[TASK MATERIAL]:
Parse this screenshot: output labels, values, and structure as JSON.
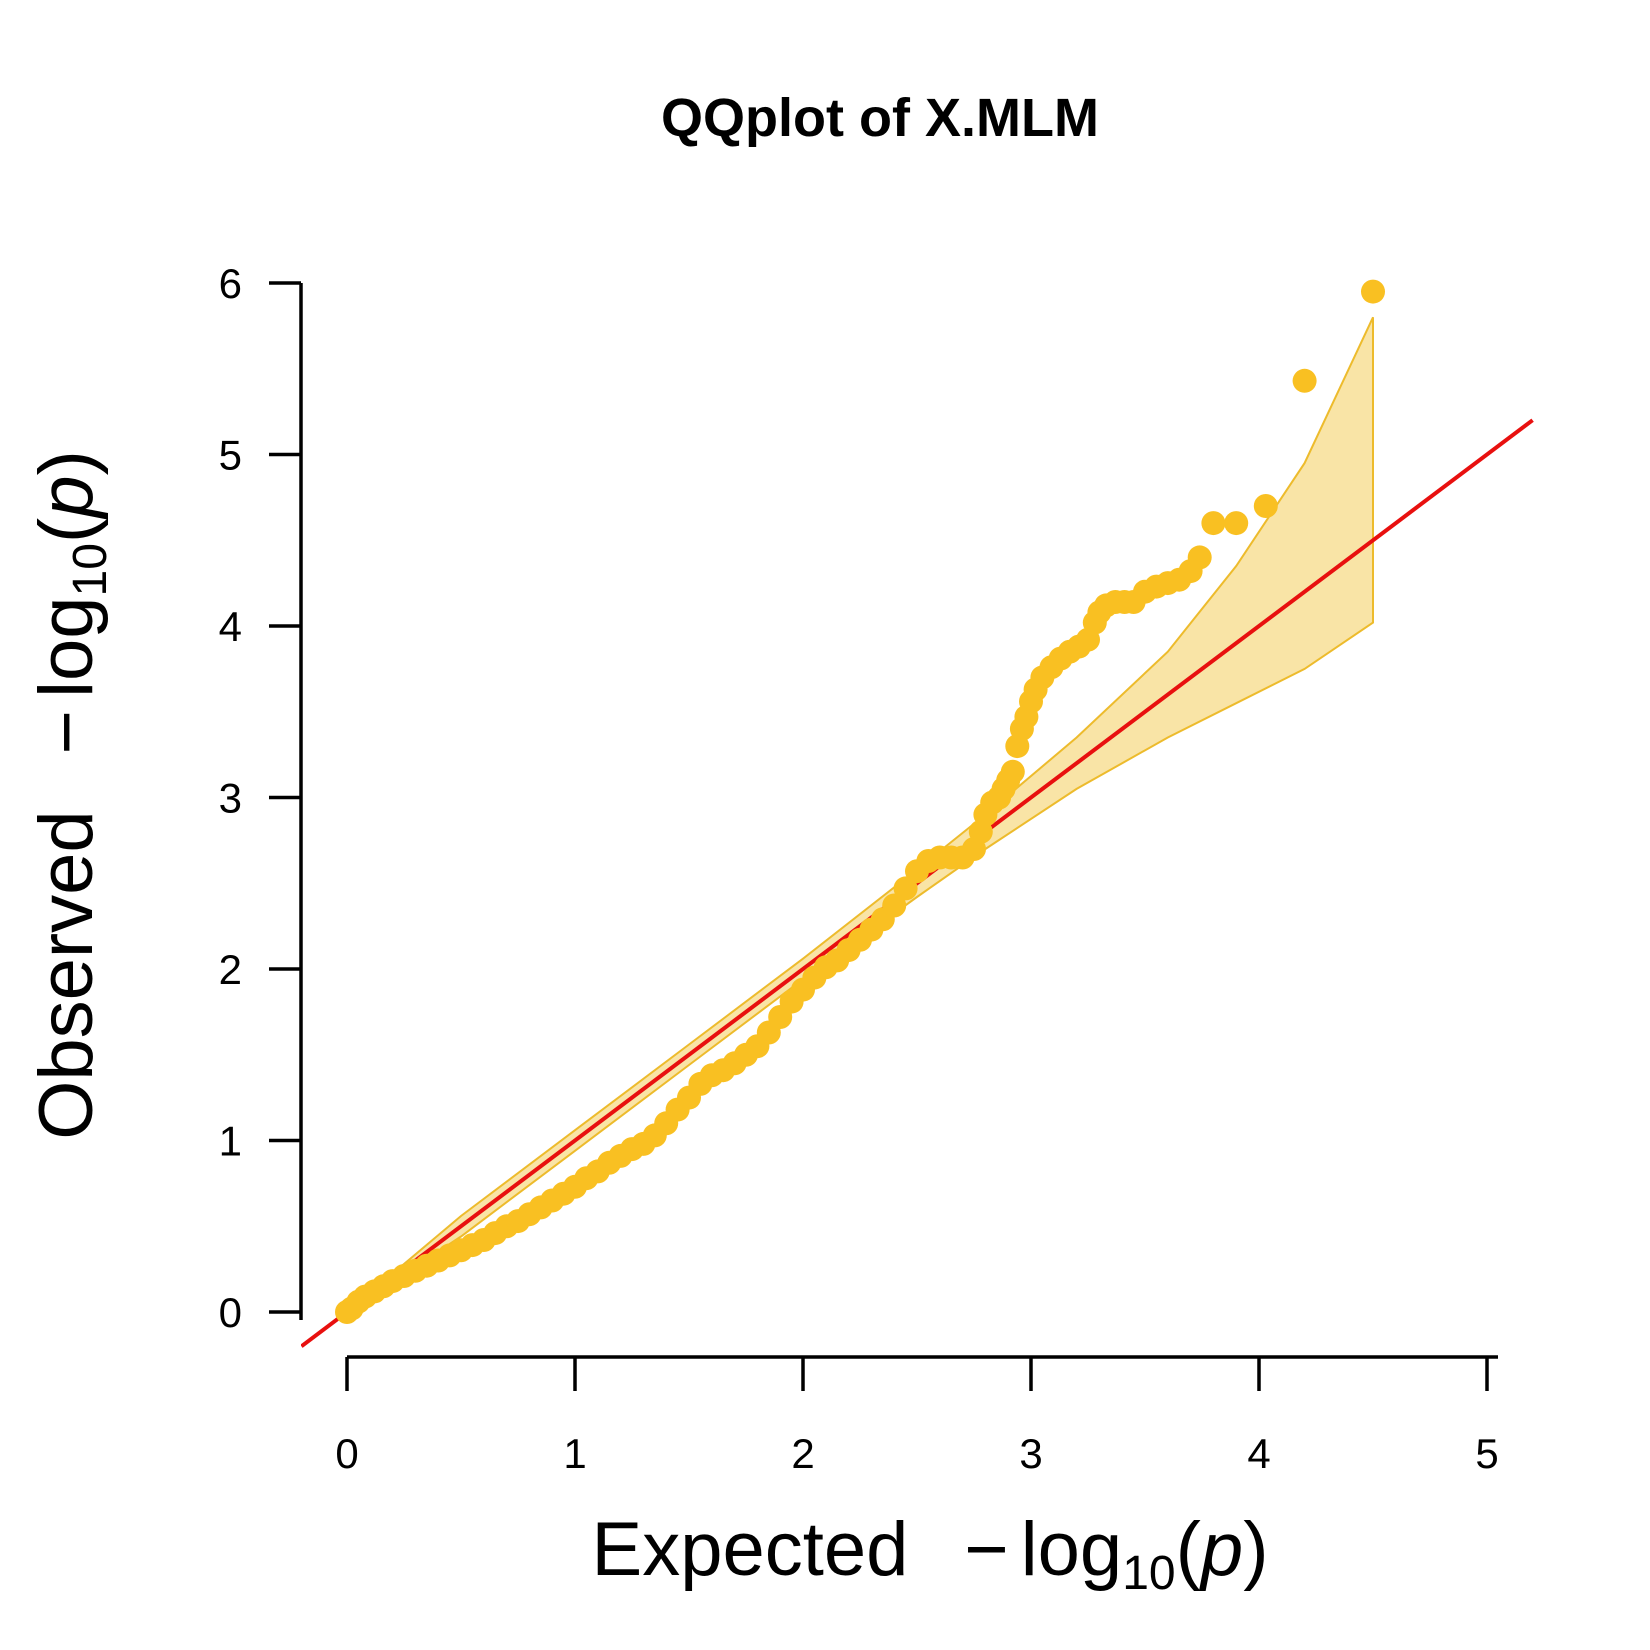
{
  "chart_data": {
    "type": "scatter",
    "title": "QQplot of X.MLM",
    "xlabel": {
      "prefix": "Expected",
      "minus": "−",
      "log": "log",
      "sub": "10",
      "open": "(",
      "var": "p",
      "close": ")"
    },
    "ylabel": {
      "prefix": "Observed",
      "minus": "−",
      "log": "log",
      "sub": "10",
      "open": "(",
      "var": "p",
      "close": ")"
    },
    "xlim": [
      0,
      5
    ],
    "ylim": [
      0,
      6
    ],
    "x_ticks": [
      "0",
      "1",
      "2",
      "3",
      "4",
      "5"
    ],
    "y_ticks": [
      "0",
      "1",
      "2",
      "3",
      "4",
      "5",
      "6"
    ],
    "grid": false,
    "legend": "none",
    "colors": {
      "points": "#F9C022",
      "reference_line": "#E8100F",
      "confidence_band_fill": "#F9E4A6",
      "confidence_band_edge": "#EDBB2C",
      "axis": "#000000"
    },
    "reference_line": {
      "x": [
        -0.2,
        5.2
      ],
      "y": [
        -0.2,
        5.2
      ]
    },
    "confidence_band": {
      "x": [
        0,
        0.5,
        1,
        1.5,
        2,
        2.5,
        2.8,
        3.2,
        3.6,
        3.9,
        4.2,
        4.5
      ],
      "upper": [
        0,
        0.56,
        1.06,
        1.56,
        2.06,
        2.58,
        2.9,
        3.35,
        3.85,
        4.35,
        4.95,
        5.8
      ],
      "lower": [
        0,
        0.44,
        0.94,
        1.44,
        1.94,
        2.42,
        2.7,
        3.05,
        3.35,
        3.55,
        3.75,
        4.02
      ]
    },
    "series": [
      {
        "points": [
          [
            0.0,
            0.0
          ],
          [
            0.02,
            0.02
          ],
          [
            0.05,
            0.06
          ],
          [
            0.08,
            0.09
          ],
          [
            0.12,
            0.12
          ],
          [
            0.16,
            0.15
          ],
          [
            0.2,
            0.18
          ],
          [
            0.25,
            0.21
          ],
          [
            0.3,
            0.24
          ],
          [
            0.35,
            0.27
          ],
          [
            0.4,
            0.3
          ],
          [
            0.45,
            0.33
          ],
          [
            0.5,
            0.36
          ],
          [
            0.55,
            0.39
          ],
          [
            0.6,
            0.42
          ],
          [
            0.65,
            0.46
          ],
          [
            0.7,
            0.5
          ],
          [
            0.75,
            0.53
          ],
          [
            0.8,
            0.57
          ],
          [
            0.85,
            0.61
          ],
          [
            0.9,
            0.65
          ],
          [
            0.95,
            0.69
          ],
          [
            1.0,
            0.73
          ],
          [
            1.05,
            0.78
          ],
          [
            1.1,
            0.82
          ],
          [
            1.15,
            0.87
          ],
          [
            1.2,
            0.91
          ],
          [
            1.25,
            0.95
          ],
          [
            1.3,
            0.98
          ],
          [
            1.35,
            1.03
          ],
          [
            1.4,
            1.1
          ],
          [
            1.45,
            1.18
          ],
          [
            1.5,
            1.25
          ],
          [
            1.55,
            1.33
          ],
          [
            1.6,
            1.38
          ],
          [
            1.65,
            1.41
          ],
          [
            1.7,
            1.45
          ],
          [
            1.75,
            1.5
          ],
          [
            1.8,
            1.55
          ],
          [
            1.85,
            1.63
          ],
          [
            1.9,
            1.72
          ],
          [
            1.95,
            1.81
          ],
          [
            2.0,
            1.88
          ],
          [
            2.05,
            1.95
          ],
          [
            2.1,
            2.01
          ],
          [
            2.15,
            2.05
          ],
          [
            2.2,
            2.11
          ],
          [
            2.25,
            2.17
          ],
          [
            2.3,
            2.23
          ],
          [
            2.35,
            2.29
          ],
          [
            2.4,
            2.37
          ],
          [
            2.45,
            2.47
          ],
          [
            2.5,
            2.57
          ],
          [
            2.55,
            2.63
          ],
          [
            2.6,
            2.65
          ],
          [
            2.65,
            2.65
          ],
          [
            2.7,
            2.65
          ],
          [
            2.75,
            2.7
          ],
          [
            2.78,
            2.8
          ],
          [
            2.8,
            2.9
          ],
          [
            2.83,
            2.97
          ],
          [
            2.86,
            3.0
          ],
          [
            2.88,
            3.05
          ],
          [
            2.9,
            3.1
          ],
          [
            2.92,
            3.15
          ],
          [
            2.94,
            3.3
          ],
          [
            2.96,
            3.4
          ],
          [
            2.98,
            3.47
          ],
          [
            3.0,
            3.56
          ],
          [
            3.02,
            3.63
          ],
          [
            3.05,
            3.7
          ],
          [
            3.09,
            3.76
          ],
          [
            3.13,
            3.81
          ],
          [
            3.17,
            3.85
          ],
          [
            3.21,
            3.88
          ],
          [
            3.25,
            3.92
          ],
          [
            3.28,
            4.02
          ],
          [
            3.3,
            4.08
          ],
          [
            3.33,
            4.12
          ],
          [
            3.37,
            4.14
          ],
          [
            3.41,
            4.14
          ],
          [
            3.45,
            4.14
          ],
          [
            3.5,
            4.2
          ],
          [
            3.55,
            4.23
          ],
          [
            3.6,
            4.25
          ],
          [
            3.65,
            4.27
          ],
          [
            3.7,
            4.32
          ],
          [
            3.74,
            4.4
          ],
          [
            3.8,
            4.6
          ],
          [
            3.9,
            4.6
          ],
          [
            4.03,
            4.7
          ],
          [
            4.2,
            5.43
          ],
          [
            4.5,
            5.95
          ]
        ]
      }
    ]
  }
}
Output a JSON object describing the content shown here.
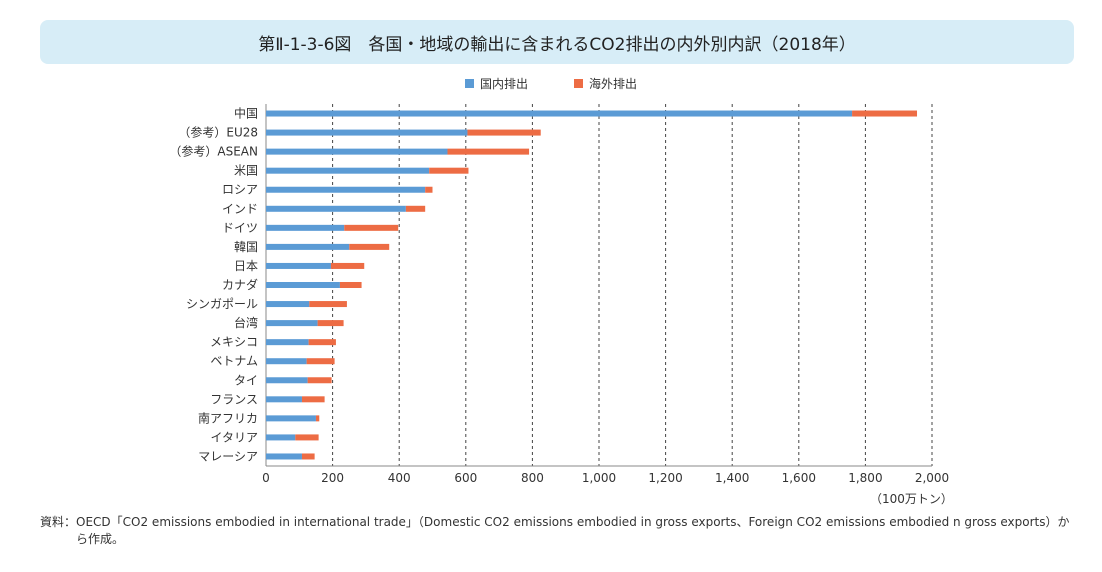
{
  "title": "第Ⅱ-1-3-6図　各国・地域の輸出に含まれるCO2排出の内外別内訳（2018年）",
  "legend": {
    "domestic": "国内排出",
    "foreign": "海外排出"
  },
  "colors": {
    "domestic": "#5b9bd5",
    "foreign": "#ed6c44"
  },
  "unit": "（100万トン）",
  "source": {
    "label": "資料：",
    "text": "OECD「CO2 emissions embodied in international trade」（Domestic CO2 emissions embodied in gross exports、Foreign CO2 emissions embodied n gross exports）から作成。"
  },
  "chart_data": {
    "type": "bar",
    "orientation": "horizontal",
    "stacked": true,
    "categories": [
      "中国",
      "（参考）EU28",
      "（参考）ASEAN",
      "米国",
      "ロシア",
      "インド",
      "ドイツ",
      "韓国",
      "日本",
      "カナダ",
      "シンガポール",
      "台湾",
      "メキシコ",
      "ベトナム",
      "タイ",
      "フランス",
      "南アフリカ",
      "イタリア",
      "マレーシア"
    ],
    "series": [
      {
        "name": "国内排出",
        "values": [
          1760,
          605,
          545,
          490,
          478,
          420,
          235,
          250,
          195,
          222,
          130,
          155,
          128,
          122,
          125,
          108,
          150,
          88,
          108
        ]
      },
      {
        "name": "海外排出",
        "values": [
          195,
          220,
          245,
          118,
          22,
          58,
          162,
          120,
          100,
          65,
          113,
          78,
          82,
          84,
          72,
          68,
          10,
          70,
          38
        ]
      }
    ],
    "xlim": [
      0,
      2000
    ],
    "ticks": [
      "0",
      "200",
      "400",
      "600",
      "800",
      "1,000",
      "1,200",
      "1,400",
      "1,600",
      "1,800",
      "2,000"
    ],
    "tick_values": [
      0,
      200,
      400,
      600,
      800,
      1000,
      1200,
      1400,
      1600,
      1800,
      2000
    ],
    "grid": "vertical-dashed",
    "legend_position": "top-center"
  }
}
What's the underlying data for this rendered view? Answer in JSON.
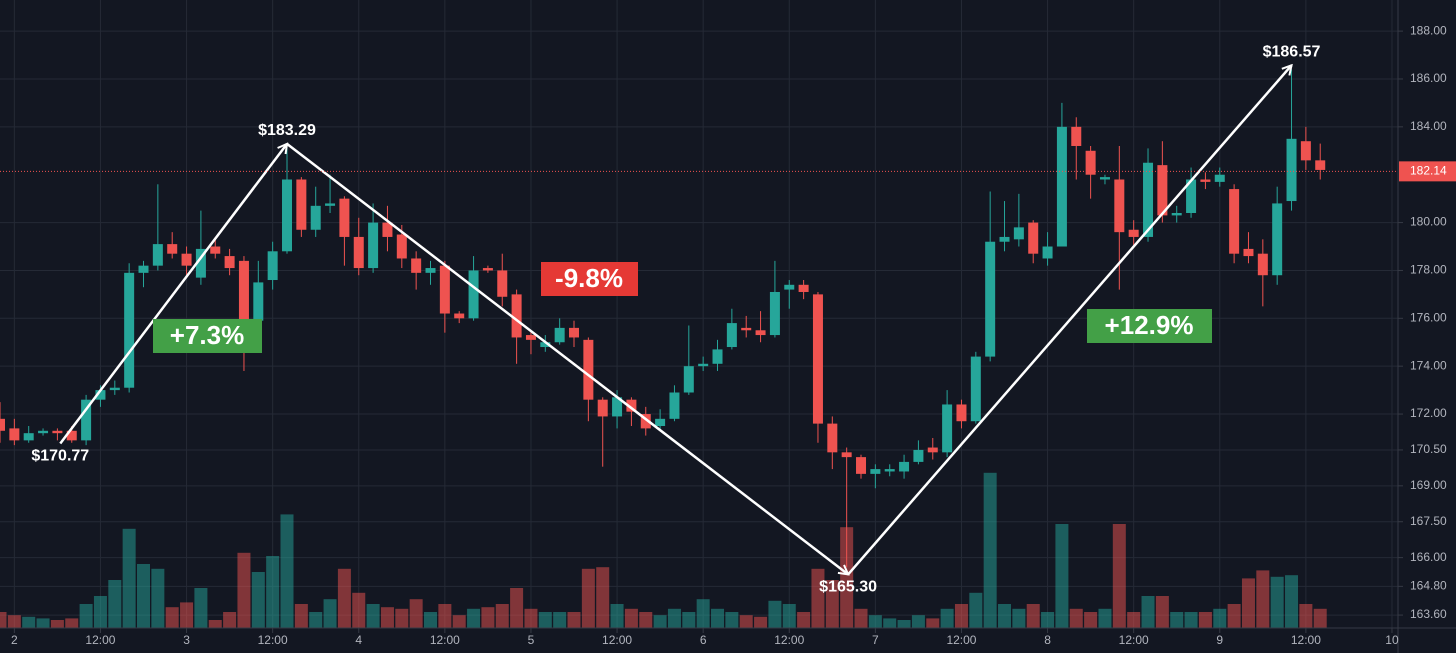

[WHAT IS BEING ASKED]:
Set down the material exactly, every line of it, except for the pictures.

[EXERCISE RESULT]:
Parse this screenshot: output labels, values, and structure as JSON.
{
  "chart_data": {
    "type": "scatter",
    "title": "QQplot of X.MLM",
    "xlabel": {
      "prefix": "Expected",
      "minus": "−",
      "log": "log",
      "sub": "10",
      "open": "(",
      "var": "p",
      "close": ")"
    },
    "ylabel": {
      "prefix": "Observed",
      "minus": "−",
      "log": "log",
      "sub": "10",
      "open": "(",
      "var": "p",
      "close": ")"
    },
    "xlim": [
      0,
      5
    ],
    "ylim": [
      0,
      6
    ],
    "x_ticks": [
      "0",
      "1",
      "2",
      "3",
      "4",
      "5"
    ],
    "y_ticks": [
      "0",
      "1",
      "2",
      "3",
      "4",
      "5",
      "6"
    ],
    "grid": false,
    "legend": "none",
    "colors": {
      "points": "#F9C022",
      "reference_line": "#E8100F",
      "confidence_band_fill": "#F9E4A6",
      "confidence_band_edge": "#EDBB2C",
      "axis": "#000000"
    },
    "reference_line": {
      "x": [
        -0.2,
        5.2
      ],
      "y": [
        -0.2,
        5.2
      ]
    },
    "confidence_band": {
      "x": [
        0,
        0.5,
        1,
        1.5,
        2,
        2.5,
        2.8,
        3.2,
        3.6,
        3.9,
        4.2,
        4.5
      ],
      "upper": [
        0,
        0.56,
        1.06,
        1.56,
        2.06,
        2.58,
        2.9,
        3.35,
        3.85,
        4.35,
        4.95,
        5.8
      ],
      "lower": [
        0,
        0.44,
        0.94,
        1.44,
        1.94,
        2.42,
        2.7,
        3.05,
        3.35,
        3.55,
        3.75,
        4.02
      ]
    },
    "series": [
      {
        "points": [
          [
            0.0,
            0.0
          ],
          [
            0.02,
            0.02
          ],
          [
            0.05,
            0.06
          ],
          [
            0.08,
            0.09
          ],
          [
            0.12,
            0.12
          ],
          [
            0.16,
            0.15
          ],
          [
            0.2,
            0.18
          ],
          [
            0.25,
            0.21
          ],
          [
            0.3,
            0.24
          ],
          [
            0.35,
            0.27
          ],
          [
            0.4,
            0.3
          ],
          [
            0.45,
            0.33
          ],
          [
            0.5,
            0.36
          ],
          [
            0.55,
            0.39
          ],
          [
            0.6,
            0.42
          ],
          [
            0.65,
            0.46
          ],
          [
            0.7,
            0.5
          ],
          [
            0.75,
            0.53
          ],
          [
            0.8,
            0.57
          ],
          [
            0.85,
            0.61
          ],
          [
            0.9,
            0.65
          ],
          [
            0.95,
            0.69
          ],
          [
            1.0,
            0.73
          ],
          [
            1.05,
            0.78
          ],
          [
            1.1,
            0.82
          ],
          [
            1.15,
            0.87
          ],
          [
            1.2,
            0.91
          ],
          [
            1.25,
            0.95
          ],
          [
            1.3,
            0.98
          ],
          [
            1.35,
            1.03
          ],
          [
            1.4,
            1.1
          ],
          [
            1.45,
            1.18
          ],
          [
            1.5,
            1.25
          ],
          [
            1.55,
            1.33
          ],
          [
            1.6,
            1.38
          ],
          [
            1.65,
            1.41
          ],
          [
            1.7,
            1.45
          ],
          [
            1.75,
            1.5
          ],
          [
            1.8,
            1.55
          ],
          [
            1.85,
            1.63
          ],
          [
            1.9,
            1.72
          ],
          [
            1.95,
            1.81
          ],
          [
            2.0,
            1.88
          ],
          [
            2.05,
            1.95
          ],
          [
            2.1,
            2.01
          ],
          [
            2.15,
            2.05
          ],
          [
            2.2,
            2.11
          ],
          [
            2.25,
            2.17
          ],
          [
            2.3,
            2.23
          ],
          [
            2.35,
            2.29
          ],
          [
            2.4,
            2.37
          ],
          [
            2.45,
            2.47
          ],
          [
            2.5,
            2.57
          ],
          [
            2.55,
            2.63
          ],
          [
            2.6,
            2.65
          ],
          [
            2.65,
            2.65
          ],
          [
            2.7,
            2.65
          ],
          [
            2.75,
            2.7
          ],
          [
            2.78,
            2.8
          ],
          [
            2.8,
            2.9
          ],
          [
            2.83,
            2.97
          ],
          [
            2.86,
            3.0
          ],
          [
            2.88,
            3.05
          ],
          [
            2.9,
            3.1
          ],
          [
            2.92,
            3.15
          ],
          [
            2.94,
            3.3
          ],
          [
            2.96,
            3.4
          ],
          [
            2.98,
            3.47
          ],
          [
            3.0,
            3.56
          ],
          [
            3.02,
            3.63
          ],
          [
            3.05,
            3.7
          ],
          [
            3.09,
            3.76
          ],
          [
            3.13,
            3.81
          ],
          [
            3.17,
            3.85
          ],
          [
            3.21,
            3.88
          ],
          [
            3.25,
            3.92
          ],
          [
            3.28,
            4.02
          ],
          [
            3.3,
            4.08
          ],
          [
            3.33,
            4.12
          ],
          [
            3.37,
            4.14
          ],
          [
            3.41,
            4.14
          ],
          [
            3.45,
            4.14
          ],
          [
            3.5,
            4.2
          ],
          [
            3.55,
            4.23
          ],
          [
            3.6,
            4.25
          ],
          [
            3.65,
            4.27
          ],
          [
            3.7,
            4.32
          ],
          [
            3.74,
            4.4
          ],
          [
            3.8,
            4.6
          ],
          [
            3.9,
            4.6
          ],
          [
            4.03,
            4.7
          ],
          [
            4.2,
            5.43
          ],
          [
            4.5,
            5.95
          ]
        ]
      }
    ]
  }
}
Output a JSON object describing the content shown here.
{
  "title": "第Ⅱ-1-3-6図　各国・地域の輸出に含まれるCO2排出の内外別内訳（2018年）",
  "legend": {
    "domestic": "国内排出",
    "foreign": "海外排出"
  },
  "colors": {
    "domestic": "#5b9bd5",
    "foreign": "#ed6c44"
  },
  "unit": "（100万トン）",
  "source": {
    "label": "資料：",
    "text": "OECD「CO2 emissions embodied in international trade」（Domestic CO2 emissions embodied in gross exports、Foreign CO2 emissions embodied n gross exports）から作成。"
  },
  "chart_data": {
    "type": "bar",
    "orientation": "horizontal",
    "stacked": true,
    "categories": [
      "中国",
      "（参考）EU28",
      "（参考）ASEAN",
      "米国",
      "ロシア",
      "インド",
      "ドイツ",
      "韓国",
      "日本",
      "カナダ",
      "シンガポール",
      "台湾",
      "メキシコ",
      "ベトナム",
      "タイ",
      "フランス",
      "南アフリカ",
      "イタリア",
      "マレーシア"
    ],
    "series": [
      {
        "name": "国内排出",
        "values": [
          1760,
          605,
          545,
          490,
          478,
          420,
          235,
          250,
          195,
          222,
          130,
          155,
          128,
          122,
          125,
          108,
          150,
          88,
          108
        ]
      },
      {
        "name": "海外排出",
        "values": [
          195,
          220,
          245,
          118,
          22,
          58,
          162,
          120,
          100,
          65,
          113,
          78,
          82,
          84,
          72,
          68,
          10,
          70,
          38
        ]
      }
    ],
    "xlim": [
      0,
      2000
    ],
    "ticks": [
      "0",
      "200",
      "400",
      "600",
      "800",
      "1,000",
      "1,200",
      "1,400",
      "1,600",
      "1,800",
      "2,000"
    ],
    "tick_values": [
      0,
      200,
      400,
      600,
      800,
      1000,
      1200,
      1400,
      1600,
      1800,
      2000
    ],
    "grid": "vertical-dashed",
    "legend_position": "top-center"
  }
}
What's the underlying data for this rendered view? Answer in JSON.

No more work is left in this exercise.